**THE PROBLEM:**
Exclude the pictures, then repeat the remaining data exactly.

**DATA LISTING:**
..........
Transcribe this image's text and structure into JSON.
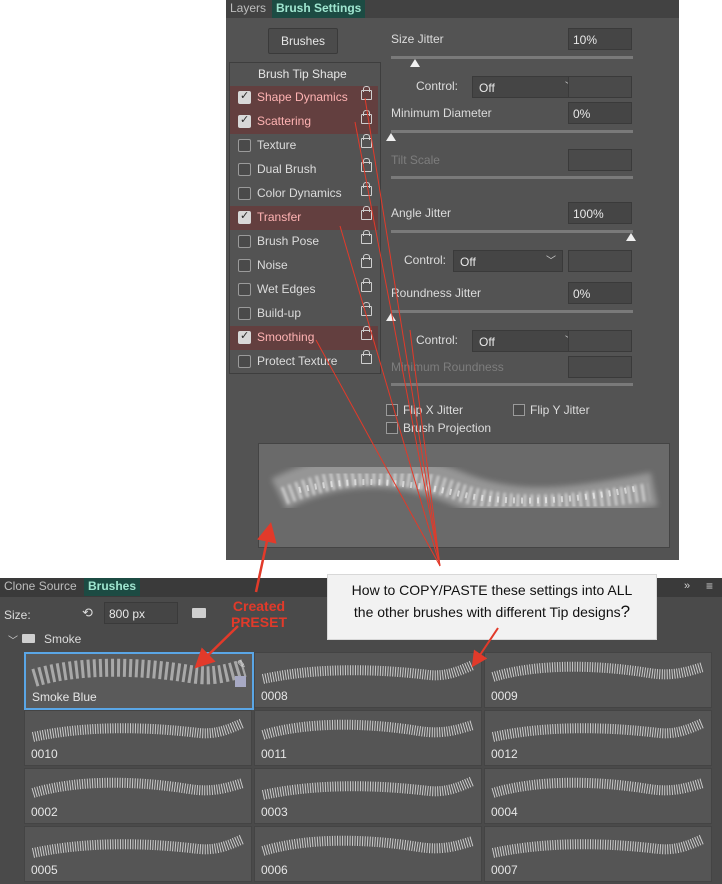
{
  "brush_settings": {
    "tabs": [
      "Layers",
      "Brush Settings"
    ],
    "brushes_button": "Brushes",
    "tip_shape_label": "Brush Tip Shape",
    "options": [
      {
        "label": "Shape Dynamics",
        "checked": true
      },
      {
        "label": "Scattering",
        "checked": true
      },
      {
        "label": "Texture",
        "checked": false
      },
      {
        "label": "Dual Brush",
        "checked": false
      },
      {
        "label": "Color Dynamics",
        "checked": false
      },
      {
        "label": "Transfer",
        "checked": true
      },
      {
        "label": "Brush Pose",
        "checked": false
      },
      {
        "label": "Noise",
        "checked": false
      },
      {
        "label": "Wet Edges",
        "checked": false
      },
      {
        "label": "Build-up",
        "checked": false
      },
      {
        "label": "Smoothing",
        "checked": true
      },
      {
        "label": "Protect Texture",
        "checked": false
      }
    ],
    "size_jitter": {
      "label": "Size Jitter",
      "value": "10%",
      "level": 0.1
    },
    "control_label": "Control:",
    "control_1": "Off",
    "minimum_diameter": {
      "label": "Minimum Diameter",
      "value": "0%",
      "level": 0.0
    },
    "tilt_scale": {
      "label": "Tilt Scale"
    },
    "angle_jitter": {
      "label": "Angle Jitter",
      "value": "100%",
      "level": 1.0
    },
    "control_2": "Off",
    "roundness_jitter": {
      "label": "Roundness Jitter",
      "value": "0%",
      "level": 0.0
    },
    "control_3": "Off",
    "minimum_roundness": {
      "label": "Minimum Roundness"
    },
    "flip_x": "Flip X Jitter",
    "flip_y": "Flip Y Jitter",
    "brush_projection": "Brush Projection"
  },
  "brushes_panel": {
    "tabs": [
      "Clone Source",
      "Brushes"
    ],
    "size_label": "Size:",
    "size_value": "800 px",
    "group_name": "Smoke",
    "presets": [
      "Smoke Blue",
      "0008",
      "0009",
      "0010",
      "0011",
      "0012",
      "0002",
      "0003",
      "0004",
      "0005",
      "0006",
      "0007"
    ]
  },
  "annotation": {
    "question_line1": "How to COPY/PASTE these settings into ALL",
    "question_line2": "the other brushes with different Tip designs",
    "question_mark": "?",
    "preset_line1": "Created",
    "preset_line2": "PRESET",
    "arrow_color": "#e23a2a"
  }
}
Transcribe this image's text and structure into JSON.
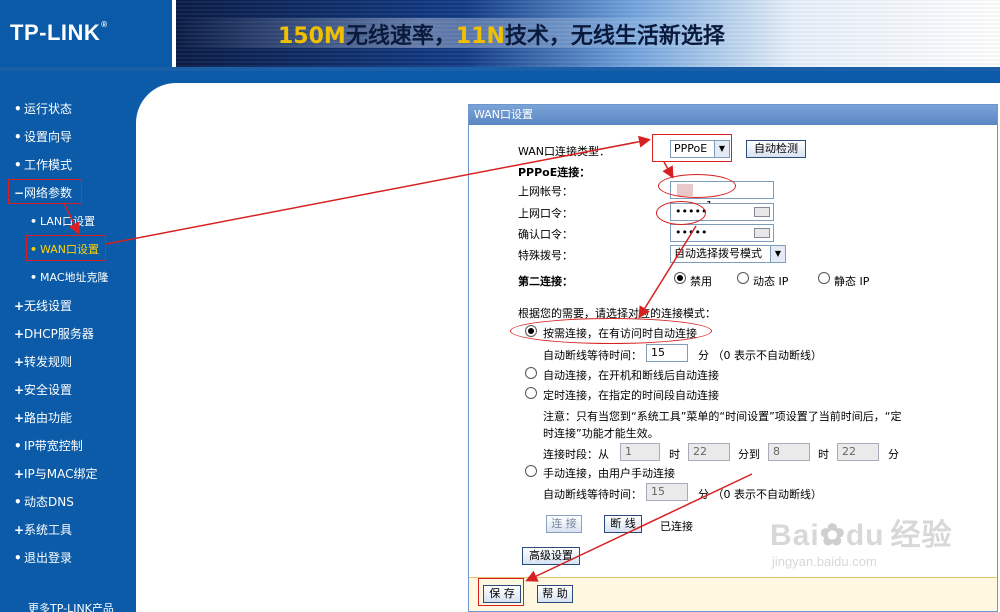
..........
**RESULT OF THE EXERCISE:**
Transcribe this image's text and structure into JSON.
{
  "brush_settings": {
    "tabs": [
      "Layers",
      "Brush Settings"
    ],
    "brushes_button": "Brushes",
    "tip_shape_label": "Brush Tip Shape",
    "options": [
      {
        "label": "Shape Dynamics",
        "checked": true
      },
      {
        "label": "Scattering",
        "checked": true
      },
      {
        "label": "Texture",
        "checked": false
      },
      {
        "label": "Dual Brush",
        "checked": false
      },
      {
        "label": "Color Dynamics",
        "checked": false
      },
      {
        "label": "Transfer",
        "checked": true
      },
      {
        "label": "Brush Pose",
        "checked": false
      },
      {
        "label": "Noise",
        "checked": false
      },
      {
        "label": "Wet Edges",
        "checked": false
      },
      {
        "label": "Build-up",
        "checked": false
      },
      {
        "label": "Smoothing",
        "checked": true
      },
      {
        "label": "Protect Texture",
        "checked": false
      }
    ],
    "size_jitter": {
      "label": "Size Jitter",
      "value": "10%",
      "level": 0.1
    },
    "control_label": "Control:",
    "control_1": "Off",
    "minimum_diameter": {
      "label": "Minimum Diameter",
      "value": "0%",
      "level": 0.0
    },
    "tilt_scale": {
      "label": "Tilt Scale"
    },
    "angle_jitter": {
      "label": "Angle Jitter",
      "value": "100%",
      "level": 1.0
    },
    "control_2": "Off",
    "roundness_jitter": {
      "label": "Roundness Jitter",
      "value": "0%",
      "level": 0.0
    },
    "control_3": "Off",
    "minimum_roundness": {
      "label": "Minimum Roundness"
    },
    "flip_x": "Flip X Jitter",
    "flip_y": "Flip Y Jitter",
    "brush_projection": "Brush Projection"
  },
  "brushes_panel": {
    "tabs": [
      "Clone Source",
      "Brushes"
    ],
    "size_label": "Size:",
    "size_value": "800 px",
    "group_name": "Smoke",
    "presets": [
      "Smoke Blue",
      "0008",
      "0009",
      "0010",
      "0011",
      "0012",
      "0002",
      "0003",
      "0004",
      "0005",
      "0006",
      "0007"
    ]
  },
  "annotation": {
    "question_line1": "How to COPY/PASTE these settings into ALL",
    "question_line2": "the other brushes with different Tip designs",
    "question_mark": "?",
    "preset_line1": "Created",
    "preset_line2": "PRESET",
    "arrow_color": "#e23a2a"
  }
}
Transcribe this image's text and structure into JSON.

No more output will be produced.